▸ **Description of the task**
Copy all lines holding the word "ILLUMINATION" from the entries.

(Dataset entries on figures)
________________________

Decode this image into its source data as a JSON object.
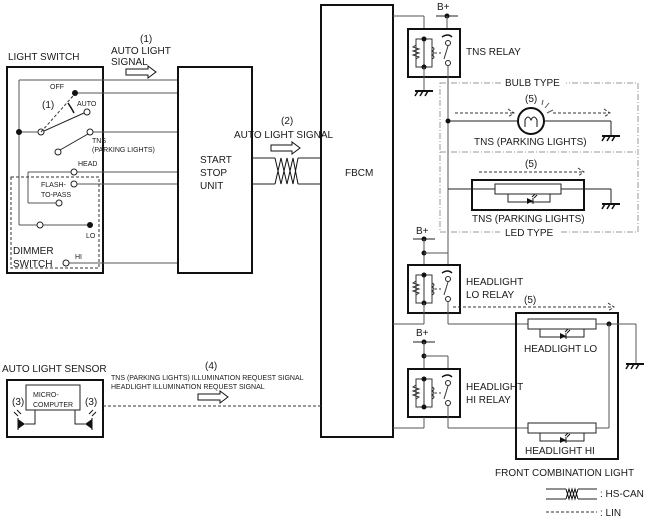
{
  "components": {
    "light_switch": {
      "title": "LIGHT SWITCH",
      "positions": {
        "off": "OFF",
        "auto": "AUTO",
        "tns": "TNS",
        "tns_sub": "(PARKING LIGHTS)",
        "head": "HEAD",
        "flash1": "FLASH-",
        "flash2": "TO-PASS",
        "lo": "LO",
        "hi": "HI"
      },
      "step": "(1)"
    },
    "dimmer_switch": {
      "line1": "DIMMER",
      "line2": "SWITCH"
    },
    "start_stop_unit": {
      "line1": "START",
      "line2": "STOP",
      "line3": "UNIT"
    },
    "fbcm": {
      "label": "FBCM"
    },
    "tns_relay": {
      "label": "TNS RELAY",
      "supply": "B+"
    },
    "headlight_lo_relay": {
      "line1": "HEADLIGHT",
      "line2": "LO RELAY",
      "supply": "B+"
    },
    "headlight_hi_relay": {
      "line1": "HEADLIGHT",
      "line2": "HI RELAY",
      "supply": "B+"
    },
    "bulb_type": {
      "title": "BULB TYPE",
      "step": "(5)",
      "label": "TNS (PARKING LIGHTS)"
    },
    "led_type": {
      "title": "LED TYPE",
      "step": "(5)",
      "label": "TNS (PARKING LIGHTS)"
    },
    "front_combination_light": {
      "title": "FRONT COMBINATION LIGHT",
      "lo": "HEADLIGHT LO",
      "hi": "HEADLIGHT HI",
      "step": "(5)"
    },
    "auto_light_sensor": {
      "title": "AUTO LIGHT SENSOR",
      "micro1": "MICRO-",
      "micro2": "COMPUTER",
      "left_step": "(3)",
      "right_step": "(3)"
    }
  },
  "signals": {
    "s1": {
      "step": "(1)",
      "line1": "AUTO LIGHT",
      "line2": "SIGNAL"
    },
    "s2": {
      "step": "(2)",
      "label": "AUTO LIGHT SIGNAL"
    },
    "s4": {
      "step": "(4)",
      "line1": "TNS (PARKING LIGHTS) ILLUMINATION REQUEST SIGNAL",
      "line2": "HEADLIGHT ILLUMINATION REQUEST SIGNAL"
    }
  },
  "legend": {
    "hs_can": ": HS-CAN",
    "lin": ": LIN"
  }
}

________________________

▸ **Correct output**
      "line1": "TNS (PARKING LIGHTS) ILLUMINATION REQUEST SIGNAL",
      "line2": "HEADLIGHT ILLUMINATION REQUEST SIGNAL"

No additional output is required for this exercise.